**Data for the task:**
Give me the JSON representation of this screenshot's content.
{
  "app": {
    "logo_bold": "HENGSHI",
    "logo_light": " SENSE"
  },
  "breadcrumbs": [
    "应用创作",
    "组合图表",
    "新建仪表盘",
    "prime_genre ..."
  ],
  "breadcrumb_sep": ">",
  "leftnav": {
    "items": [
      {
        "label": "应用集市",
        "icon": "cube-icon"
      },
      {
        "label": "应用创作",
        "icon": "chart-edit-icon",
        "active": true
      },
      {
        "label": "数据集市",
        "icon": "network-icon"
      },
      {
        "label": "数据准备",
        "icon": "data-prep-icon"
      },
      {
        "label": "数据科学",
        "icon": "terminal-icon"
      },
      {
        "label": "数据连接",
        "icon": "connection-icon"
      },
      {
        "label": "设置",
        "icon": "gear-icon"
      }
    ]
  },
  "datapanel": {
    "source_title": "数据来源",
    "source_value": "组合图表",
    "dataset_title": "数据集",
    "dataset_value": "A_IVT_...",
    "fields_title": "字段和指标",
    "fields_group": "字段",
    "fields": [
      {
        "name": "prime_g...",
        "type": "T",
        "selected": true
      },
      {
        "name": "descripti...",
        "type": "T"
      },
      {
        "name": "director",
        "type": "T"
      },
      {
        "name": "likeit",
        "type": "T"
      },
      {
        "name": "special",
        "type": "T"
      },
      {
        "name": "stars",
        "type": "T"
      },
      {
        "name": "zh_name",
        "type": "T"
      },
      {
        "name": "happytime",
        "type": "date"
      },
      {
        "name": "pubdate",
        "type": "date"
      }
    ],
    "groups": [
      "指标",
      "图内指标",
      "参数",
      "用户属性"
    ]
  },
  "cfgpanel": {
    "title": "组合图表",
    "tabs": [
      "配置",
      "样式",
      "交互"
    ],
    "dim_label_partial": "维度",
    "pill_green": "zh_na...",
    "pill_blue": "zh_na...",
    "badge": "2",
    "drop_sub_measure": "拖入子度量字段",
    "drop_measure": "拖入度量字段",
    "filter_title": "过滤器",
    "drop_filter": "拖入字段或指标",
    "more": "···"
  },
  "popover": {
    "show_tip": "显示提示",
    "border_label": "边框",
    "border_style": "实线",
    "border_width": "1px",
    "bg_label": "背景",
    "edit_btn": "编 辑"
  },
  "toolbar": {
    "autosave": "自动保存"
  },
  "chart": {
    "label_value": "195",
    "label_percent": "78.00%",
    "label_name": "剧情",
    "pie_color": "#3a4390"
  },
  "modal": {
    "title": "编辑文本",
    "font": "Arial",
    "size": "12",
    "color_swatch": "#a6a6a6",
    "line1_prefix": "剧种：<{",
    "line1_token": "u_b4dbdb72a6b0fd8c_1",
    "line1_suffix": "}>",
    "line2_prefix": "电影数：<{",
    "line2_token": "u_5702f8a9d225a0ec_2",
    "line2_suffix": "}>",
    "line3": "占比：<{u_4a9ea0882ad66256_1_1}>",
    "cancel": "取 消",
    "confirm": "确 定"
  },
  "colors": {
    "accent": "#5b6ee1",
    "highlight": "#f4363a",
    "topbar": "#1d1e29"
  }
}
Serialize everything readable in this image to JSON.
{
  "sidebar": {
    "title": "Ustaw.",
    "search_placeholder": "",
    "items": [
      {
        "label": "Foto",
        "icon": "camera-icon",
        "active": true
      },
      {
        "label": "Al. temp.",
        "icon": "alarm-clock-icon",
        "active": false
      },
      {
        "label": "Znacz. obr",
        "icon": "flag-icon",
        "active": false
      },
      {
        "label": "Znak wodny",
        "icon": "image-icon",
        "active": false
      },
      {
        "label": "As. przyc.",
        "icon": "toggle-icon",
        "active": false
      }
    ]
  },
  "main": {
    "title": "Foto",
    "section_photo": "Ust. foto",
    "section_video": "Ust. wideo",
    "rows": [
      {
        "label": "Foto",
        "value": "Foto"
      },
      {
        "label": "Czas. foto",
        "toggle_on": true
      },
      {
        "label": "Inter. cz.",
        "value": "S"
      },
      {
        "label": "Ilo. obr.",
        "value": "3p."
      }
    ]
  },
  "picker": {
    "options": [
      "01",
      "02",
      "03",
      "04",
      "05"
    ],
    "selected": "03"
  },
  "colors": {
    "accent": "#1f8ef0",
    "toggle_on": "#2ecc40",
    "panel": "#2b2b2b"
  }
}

**Directions for this task:**
Across the records, count the lines holding the string "image". Give the number and stop.

**Exercise output:**
2